_Extracted material_:

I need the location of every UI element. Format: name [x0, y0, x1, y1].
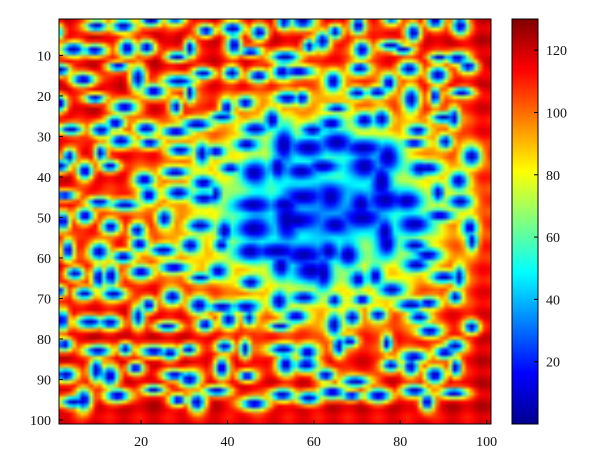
y-tick-label: 80	[37, 333, 51, 348]
heatmap-frame	[58, 18, 492, 425]
colorbar-tick-label: 80	[546, 169, 560, 184]
colorbar-gradient	[512, 19, 538, 424]
y-tick-label: 20	[37, 90, 51, 105]
y-tick-label: 30	[37, 130, 51, 145]
x-tick-label: 40	[220, 435, 234, 450]
y-tick-label: 40	[37, 171, 51, 186]
colorbar-tick-label: 20	[546, 356, 560, 371]
x-tick-label: 60	[307, 435, 321, 450]
colorbar-tick-label: 120	[546, 44, 567, 59]
colorbar-tick-label: 60	[546, 231, 560, 246]
colorbar: 20 40 60 80 100 120	[511, 18, 567, 425]
x-tick-label: 80	[393, 435, 407, 450]
y-tick-label: 90	[37, 373, 51, 388]
y-tick-label: 100	[30, 414, 51, 429]
x-tick-label: 20	[134, 435, 148, 450]
x-axis: 20 40 60 80 100	[134, 420, 497, 450]
colorbar-frame	[511, 18, 539, 425]
colorbar-tick-label: 100	[546, 106, 567, 121]
heatmap-plot: 20 40 60 80 100 10 20 30 40 50 60 70 80 90 100	[30, 18, 497, 450]
colorbar-tick-label: 40	[546, 293, 560, 308]
y-tick-label: 10	[37, 49, 51, 64]
y-axis: 10 20 30 40 50 60 70 80 90 100	[30, 49, 63, 429]
colorbar-axis: 20 40 60 80 100 120	[534, 44, 567, 371]
y-tick-label: 70	[37, 292, 51, 307]
x-tick-label: 100	[476, 435, 497, 450]
heatmap-image	[59, 19, 491, 424]
y-tick-label: 50	[37, 211, 51, 226]
y-tick-label: 60	[37, 252, 51, 267]
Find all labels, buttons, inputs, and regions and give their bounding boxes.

_Given exercise_:
Quote the data above word for word, from start to finish, and leave out the picture.

_Solution for this task_:
I need the location of every UI element. Format: name [x0, y0, x1, y1].
y-tick-label: 80	[37, 333, 51, 348]
heatmap-frame	[58, 18, 492, 425]
colorbar-tick-label: 80	[546, 169, 560, 184]
colorbar-gradient	[512, 19, 538, 424]
y-tick-label: 20	[37, 90, 51, 105]
y-tick-label: 30	[37, 130, 51, 145]
x-tick-label: 40	[220, 435, 234, 450]
y-tick-label: 40	[37, 171, 51, 186]
colorbar-tick-label: 20	[546, 356, 560, 371]
x-tick-label: 60	[307, 435, 321, 450]
colorbar-tick-label: 120	[546, 44, 567, 59]
colorbar-tick-label: 60	[546, 231, 560, 246]
colorbar: 20 40 60 80 100 120	[511, 18, 567, 425]
x-tick-label: 80	[393, 435, 407, 450]
y-tick-label: 90	[37, 373, 51, 388]
y-tick-label: 100	[30, 414, 51, 429]
x-tick-label: 20	[134, 435, 148, 450]
x-axis: 20 40 60 80 100	[134, 420, 497, 450]
colorbar-frame	[511, 18, 539, 425]
colorbar-tick-label: 100	[546, 106, 567, 121]
heatmap-plot: 20 40 60 80 100 10 20 30 40 50 60 70 80 90 100	[30, 18, 497, 450]
colorbar-tick-label: 40	[546, 293, 560, 308]
y-tick-label: 10	[37, 49, 51, 64]
y-axis: 10 20 30 40 50 60 70 80 90 100	[30, 49, 63, 429]
colorbar-axis: 20 40 60 80 100 120	[534, 44, 567, 371]
y-tick-label: 70	[37, 292, 51, 307]
x-tick-label: 100	[476, 435, 497, 450]
heatmap-image	[59, 19, 491, 424]
y-tick-label: 50	[37, 211, 51, 226]
y-tick-label: 60	[37, 252, 51, 267]
Find all labels, buttons, inputs, and regions and give their bounding boxes.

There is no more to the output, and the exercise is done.